A run of records:
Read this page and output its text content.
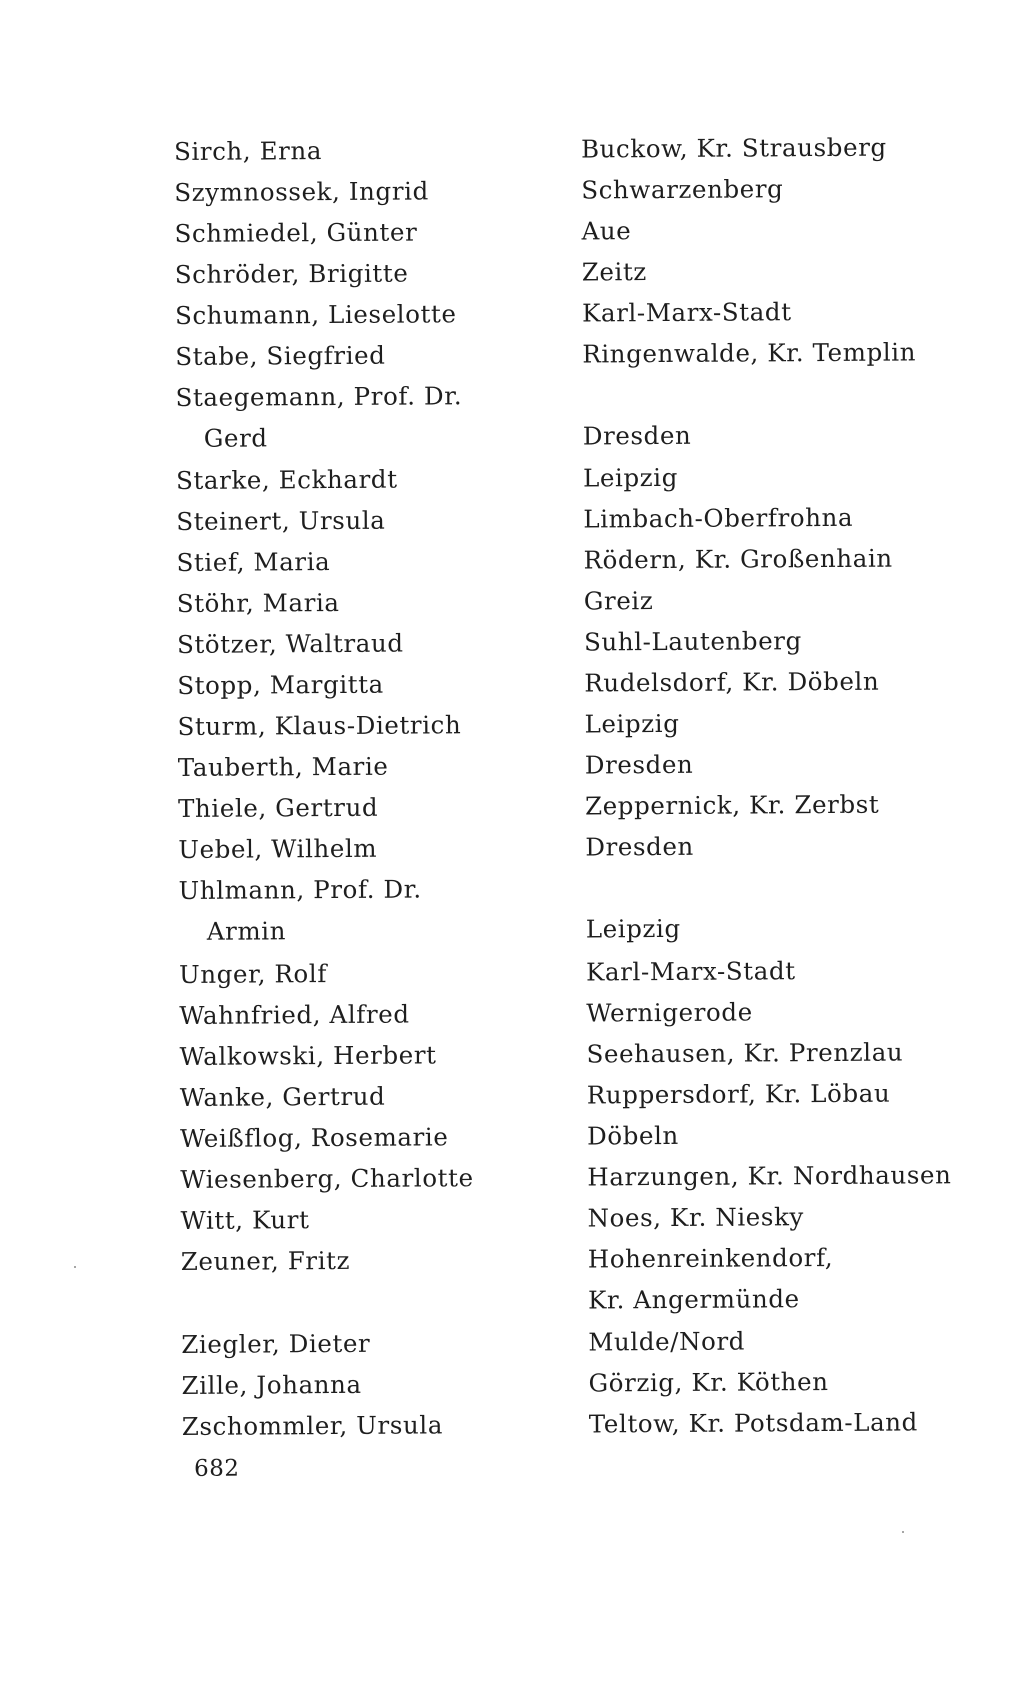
Sirch, Erna	Buckow, Kr. Strausberg
Szymnossek, Ingrid	Schwarzenberg
Schmiedel, Günter	Aue
Schröder, Brigitte	Zeitz
Schumann, Lieselotte	Karl-Marx-Stadt
Stabe, Siegfried	Ringenwalde, Kr. Templin
Staegemann, Prof. Dr.
Gerd	Dresden
Starke, Eckhardt	Leipzig
Steinert, Ursula	Limbach-Oberfrohna
Stief, Maria	Rödern, Kr. Großenhain
Stöhr, Maria	Greiz
Stötzer, Waltraud	Suhl-Lautenberg
Stopp, Margitta	Rudelsdorf, Kr. Döbeln
Sturm, Klaus-Dietrich	Leipzig
Tauberth, Marie	Dresden
Thiele, Gertrud	Zeppernick, Kr. Zerbst
Uebel, Wilhelm	Dresden
Uhlmann, Prof. Dr.
Armin	Leipzig
Unger, Rolf	Karl-Marx-Stadt
Wahnfried, Alfred	Wernigerode
Walkowski, Herbert	Seehausen, Kr. Prenzlau
Wanke, Gertrud	Ruppersdorf, Kr. Löbau
Weißflog, Rosemarie	Döbeln
Wiesenberg, Charlotte	Harzungen, Kr. Nordhausen
Witt, Kurt	Noes, Kr. Niesky
Zeuner, Fritz	Hohenreinkendorf,
Kr. Angermünde
Ziegler, Dieter	Mulde/Nord
Zille, Johanna	Görzig, Kr. Köthen
Zschommler, Ursula	Teltow, Kr. Potsdam-Land
682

--- EXERCISE DIRECTIONS ---
Omit pictures; set down the rest of the material word for word.

--- RESULT BELOW ---
Read this page and output its text content.
Sirch, Erna	Buckow, Kr. Strausberg
Szymnossek, Ingrid	Schwarzenberg
Schmiedel, Günter	Aue
Schröder, Brigitte	Zeitz
Schumann, Lieselotte	Karl-Marx-Stadt
Stabe, Siegfried	Ringenwalde, Kr. Templin
Staegemann, Prof. Dr.
Gerd	Dresden
Starke, Eckhardt	Leipzig
Steinert, Ursula	Limbach-Oberfrohna
Stief, Maria	Rödern, Kr. Großenhain
Stöhr, Maria	Greiz
Stötzer, Waltraud	Suhl-Lautenberg
Stopp, Margitta	Rudelsdorf, Kr. Döbeln
Sturm, Klaus-Dietrich	Leipzig
Tauberth, Marie	Dresden
Thiele, Gertrud	Zeppernick, Kr. Zerbst
Uebel, Wilhelm	Dresden
Uhlmann, Prof. Dr.
Armin	Leipzig
Unger, Rolf	Karl-Marx-Stadt
Wahnfried, Alfred	Wernigerode
Walkowski, Herbert	Seehausen, Kr. Prenzlau
Wanke, Gertrud	Ruppersdorf, Kr. Löbau
Weißflog, Rosemarie	Döbeln
Wiesenberg, Charlotte	Harzungen, Kr. Nordhausen
Witt, Kurt	Noes, Kr. Niesky
Zeuner, Fritz	Hohenreinkendorf,
Kr. Angermünde
Ziegler, Dieter	Mulde/Nord
Zille, Johanna	Görzig, Kr. Köthen
Zschommler, Ursula	Teltow, Kr. Potsdam-Land
682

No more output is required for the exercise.